[DIRECTIONS FOR THIS TASK]
Answer these questions from the interview:
1. How does Vernon describe his sonic ideas?
2. Where will the Eau Claire show be played?
3. Why were the Eau Claire tickets handled offline?

Paste: What would that mean for you to have a summer record?
Vernon: I don’t know—partying? Dance music? [Laughs] I’m not sure. I have some sonic ideas and they’re all kind of electronic. Really kind of organic electronic ideas. But I don’t know anything—I don’t have anything yet, so we’ll see.
Paste: Aside from your own music, what on the horizon most excites you right now? Anything you’re particularly looking forward to?
Vernon: Man, I’m really excited to play Eau Claire in a couple weeks—we’re playing here in the basketball arena at the college. We did all the tickets [offline] so all the people in Eau Claire would get a chance and there wouldn’t be any scalpers. I’m really excited about that. I’m excited to do the rest of these tour dates for the next year. Sort of go out and coast a little bit and enjoy it and try to make the band better. I’m excited about the new songs, whenever they come, whatever they are, but I do know it’s time to wait and to sit and breathe so I’m just kind of in that zone right now.
Paste: Are you and Kathleen Edwards planning on doing anything together musically?

[Spatial layout entries]
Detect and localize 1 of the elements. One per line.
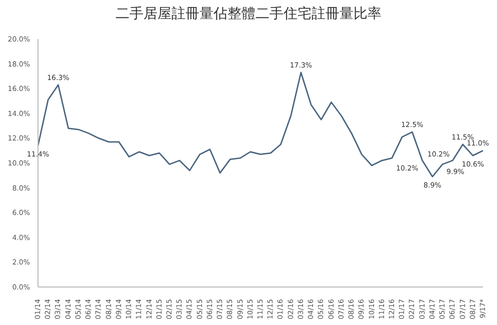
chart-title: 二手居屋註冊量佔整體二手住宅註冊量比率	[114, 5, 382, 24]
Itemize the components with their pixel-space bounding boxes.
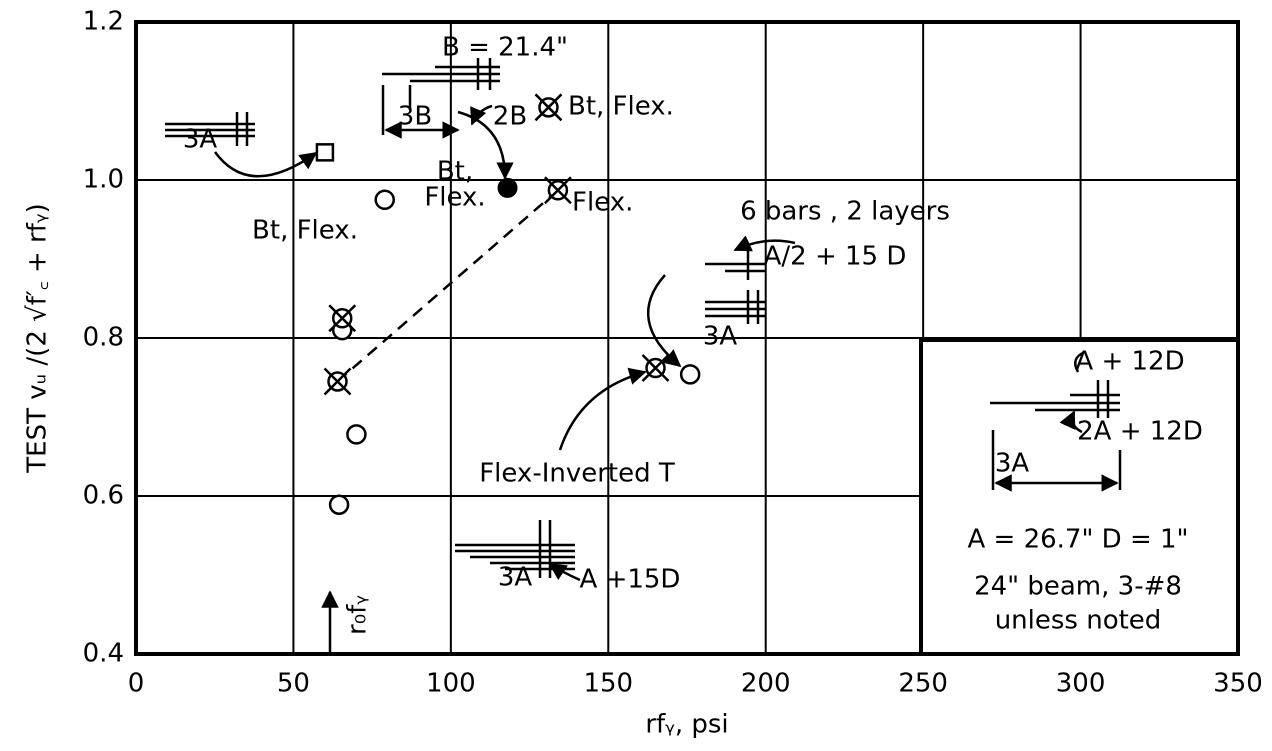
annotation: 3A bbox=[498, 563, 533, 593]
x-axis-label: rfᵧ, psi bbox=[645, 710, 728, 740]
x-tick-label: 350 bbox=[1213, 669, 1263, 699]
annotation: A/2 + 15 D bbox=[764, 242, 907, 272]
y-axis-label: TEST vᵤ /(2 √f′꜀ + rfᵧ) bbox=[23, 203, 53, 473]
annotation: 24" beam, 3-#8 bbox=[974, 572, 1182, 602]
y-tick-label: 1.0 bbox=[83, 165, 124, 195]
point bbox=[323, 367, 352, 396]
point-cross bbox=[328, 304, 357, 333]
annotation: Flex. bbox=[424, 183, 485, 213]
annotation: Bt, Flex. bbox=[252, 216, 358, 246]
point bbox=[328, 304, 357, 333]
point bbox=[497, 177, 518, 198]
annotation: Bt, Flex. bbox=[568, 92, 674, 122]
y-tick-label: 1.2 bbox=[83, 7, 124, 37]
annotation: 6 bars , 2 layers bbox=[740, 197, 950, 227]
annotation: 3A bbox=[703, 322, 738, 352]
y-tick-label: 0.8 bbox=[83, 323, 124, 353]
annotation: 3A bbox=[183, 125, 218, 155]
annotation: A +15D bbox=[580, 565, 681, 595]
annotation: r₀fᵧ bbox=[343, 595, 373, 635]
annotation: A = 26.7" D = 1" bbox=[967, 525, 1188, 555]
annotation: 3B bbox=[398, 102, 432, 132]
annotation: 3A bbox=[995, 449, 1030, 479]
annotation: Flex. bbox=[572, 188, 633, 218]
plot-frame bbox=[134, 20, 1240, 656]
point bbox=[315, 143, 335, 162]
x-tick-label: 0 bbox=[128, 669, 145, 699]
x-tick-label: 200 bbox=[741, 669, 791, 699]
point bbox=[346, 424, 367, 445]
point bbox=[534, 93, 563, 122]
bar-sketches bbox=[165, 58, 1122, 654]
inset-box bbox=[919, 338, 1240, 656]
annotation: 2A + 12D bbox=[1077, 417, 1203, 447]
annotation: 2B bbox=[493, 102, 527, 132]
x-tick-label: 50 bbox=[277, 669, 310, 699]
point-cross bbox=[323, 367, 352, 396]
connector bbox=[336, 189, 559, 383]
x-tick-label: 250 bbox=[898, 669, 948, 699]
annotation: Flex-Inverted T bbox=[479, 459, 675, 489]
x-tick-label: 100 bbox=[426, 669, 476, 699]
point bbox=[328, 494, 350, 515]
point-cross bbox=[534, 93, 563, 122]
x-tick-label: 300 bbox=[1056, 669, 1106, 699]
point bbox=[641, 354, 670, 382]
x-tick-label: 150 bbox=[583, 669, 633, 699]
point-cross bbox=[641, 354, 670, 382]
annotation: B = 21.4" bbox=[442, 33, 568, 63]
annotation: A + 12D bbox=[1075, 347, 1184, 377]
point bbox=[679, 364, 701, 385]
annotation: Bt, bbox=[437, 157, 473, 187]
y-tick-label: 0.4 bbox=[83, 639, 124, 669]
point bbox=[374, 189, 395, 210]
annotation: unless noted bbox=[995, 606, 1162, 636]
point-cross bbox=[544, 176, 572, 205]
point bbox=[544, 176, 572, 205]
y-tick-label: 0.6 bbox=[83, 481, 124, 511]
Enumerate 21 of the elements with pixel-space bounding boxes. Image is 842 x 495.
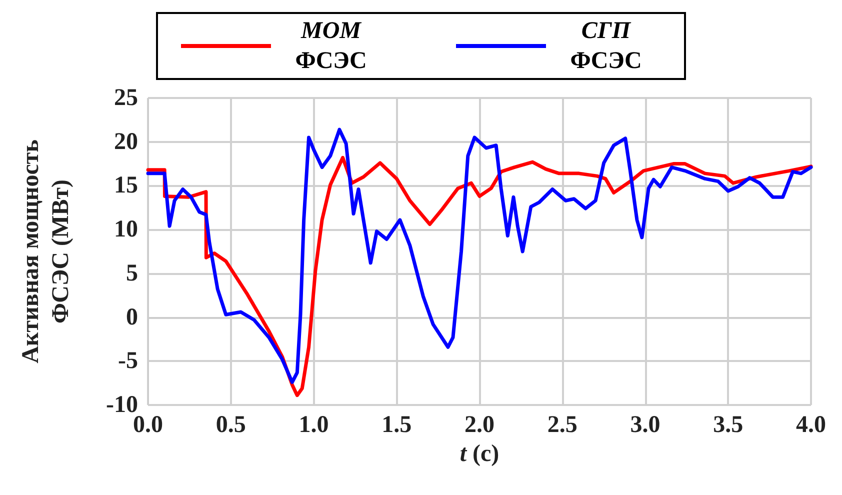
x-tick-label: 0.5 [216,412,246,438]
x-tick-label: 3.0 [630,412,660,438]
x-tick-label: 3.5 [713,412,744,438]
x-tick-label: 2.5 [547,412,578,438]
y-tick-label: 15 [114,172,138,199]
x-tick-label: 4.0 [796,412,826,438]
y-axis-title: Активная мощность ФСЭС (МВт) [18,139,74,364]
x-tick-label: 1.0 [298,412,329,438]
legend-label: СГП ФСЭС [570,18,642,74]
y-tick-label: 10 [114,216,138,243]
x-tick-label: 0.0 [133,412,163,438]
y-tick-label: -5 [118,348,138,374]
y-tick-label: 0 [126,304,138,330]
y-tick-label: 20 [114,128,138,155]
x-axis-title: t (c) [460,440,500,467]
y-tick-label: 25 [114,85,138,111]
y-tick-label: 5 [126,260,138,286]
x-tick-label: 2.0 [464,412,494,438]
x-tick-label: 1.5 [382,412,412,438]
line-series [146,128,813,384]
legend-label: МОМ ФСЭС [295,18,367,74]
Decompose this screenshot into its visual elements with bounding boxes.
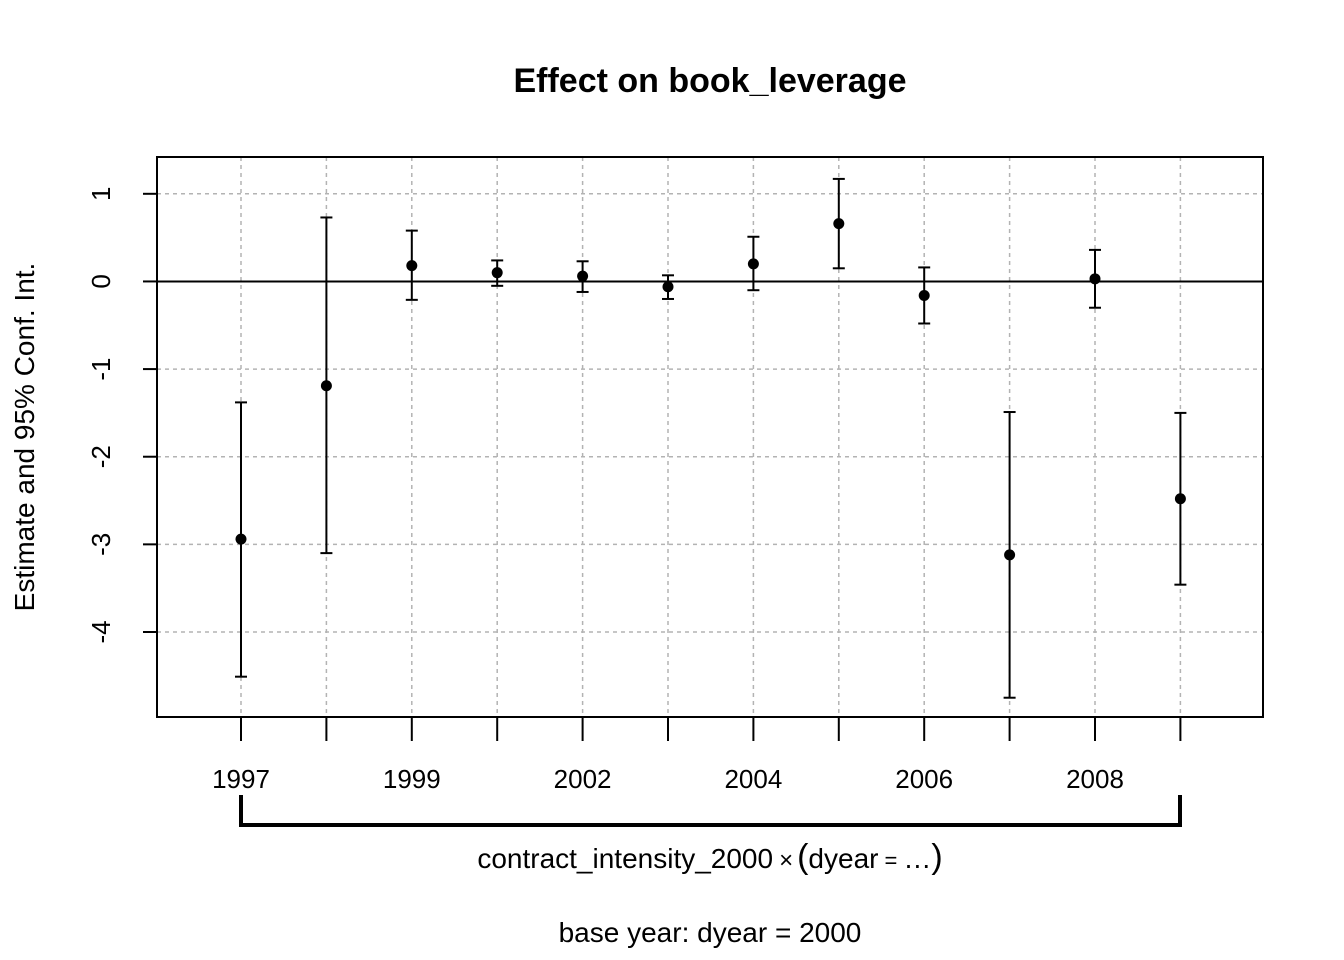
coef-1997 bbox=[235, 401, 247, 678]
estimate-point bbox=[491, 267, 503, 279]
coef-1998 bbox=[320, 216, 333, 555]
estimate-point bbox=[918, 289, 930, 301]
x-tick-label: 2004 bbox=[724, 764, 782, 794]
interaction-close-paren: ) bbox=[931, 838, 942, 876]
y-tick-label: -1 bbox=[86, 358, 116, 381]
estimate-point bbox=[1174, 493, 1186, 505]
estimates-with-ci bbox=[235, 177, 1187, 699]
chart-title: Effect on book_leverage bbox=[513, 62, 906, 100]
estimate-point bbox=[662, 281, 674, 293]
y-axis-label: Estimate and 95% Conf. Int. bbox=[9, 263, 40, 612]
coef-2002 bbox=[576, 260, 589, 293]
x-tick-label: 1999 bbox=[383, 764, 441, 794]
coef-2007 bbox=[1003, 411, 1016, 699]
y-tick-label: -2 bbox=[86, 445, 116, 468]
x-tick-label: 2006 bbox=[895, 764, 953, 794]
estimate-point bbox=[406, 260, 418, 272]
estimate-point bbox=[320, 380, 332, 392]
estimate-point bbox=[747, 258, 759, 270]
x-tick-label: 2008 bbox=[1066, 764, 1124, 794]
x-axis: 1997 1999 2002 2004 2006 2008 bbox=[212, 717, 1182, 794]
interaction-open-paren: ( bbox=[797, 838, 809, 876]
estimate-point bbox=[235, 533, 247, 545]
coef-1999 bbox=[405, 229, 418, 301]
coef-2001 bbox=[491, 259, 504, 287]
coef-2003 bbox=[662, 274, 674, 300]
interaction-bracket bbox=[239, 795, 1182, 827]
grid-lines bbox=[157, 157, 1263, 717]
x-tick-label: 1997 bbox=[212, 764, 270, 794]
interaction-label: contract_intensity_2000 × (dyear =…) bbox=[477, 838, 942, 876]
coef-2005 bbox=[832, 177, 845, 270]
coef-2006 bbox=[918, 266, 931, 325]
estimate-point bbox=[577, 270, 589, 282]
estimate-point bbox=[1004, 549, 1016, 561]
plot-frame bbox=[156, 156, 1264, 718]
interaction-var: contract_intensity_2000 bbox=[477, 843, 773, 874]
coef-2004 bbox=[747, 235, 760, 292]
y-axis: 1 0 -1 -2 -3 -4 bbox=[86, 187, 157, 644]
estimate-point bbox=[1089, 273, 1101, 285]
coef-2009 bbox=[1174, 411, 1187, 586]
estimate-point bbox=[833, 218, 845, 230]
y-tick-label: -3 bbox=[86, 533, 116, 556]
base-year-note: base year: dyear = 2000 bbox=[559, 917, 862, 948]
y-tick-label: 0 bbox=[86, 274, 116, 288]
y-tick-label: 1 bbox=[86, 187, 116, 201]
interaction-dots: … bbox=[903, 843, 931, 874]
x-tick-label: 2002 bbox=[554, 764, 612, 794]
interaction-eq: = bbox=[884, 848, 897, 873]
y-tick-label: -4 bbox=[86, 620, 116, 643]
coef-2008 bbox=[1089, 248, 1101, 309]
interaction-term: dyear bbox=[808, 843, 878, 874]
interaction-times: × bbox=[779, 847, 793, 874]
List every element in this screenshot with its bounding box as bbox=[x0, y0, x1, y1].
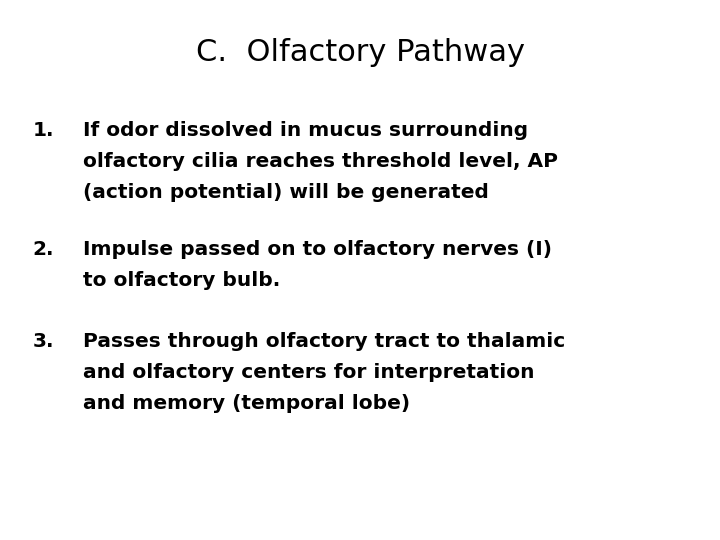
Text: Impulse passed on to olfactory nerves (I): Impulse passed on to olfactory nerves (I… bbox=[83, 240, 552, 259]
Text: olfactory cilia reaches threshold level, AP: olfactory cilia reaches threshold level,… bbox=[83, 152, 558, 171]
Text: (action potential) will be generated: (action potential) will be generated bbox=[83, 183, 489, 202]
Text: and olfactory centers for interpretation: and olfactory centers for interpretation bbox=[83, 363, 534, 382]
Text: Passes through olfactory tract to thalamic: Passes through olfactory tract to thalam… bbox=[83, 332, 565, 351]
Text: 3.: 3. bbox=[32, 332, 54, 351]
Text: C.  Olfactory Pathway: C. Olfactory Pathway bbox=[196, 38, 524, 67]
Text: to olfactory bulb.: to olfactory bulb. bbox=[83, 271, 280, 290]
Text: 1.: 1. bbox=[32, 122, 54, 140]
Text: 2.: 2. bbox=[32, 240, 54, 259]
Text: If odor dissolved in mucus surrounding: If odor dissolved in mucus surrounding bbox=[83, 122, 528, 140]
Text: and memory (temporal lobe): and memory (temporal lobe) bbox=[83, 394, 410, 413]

[ANSWER BELOW]
1. He says they are all kind of electronic, really kind of organic electronic ideas.
2. In the basketball arena at the college.
3. So all the people in Eau Claire would get a chance and there wouldn't be any scalpers.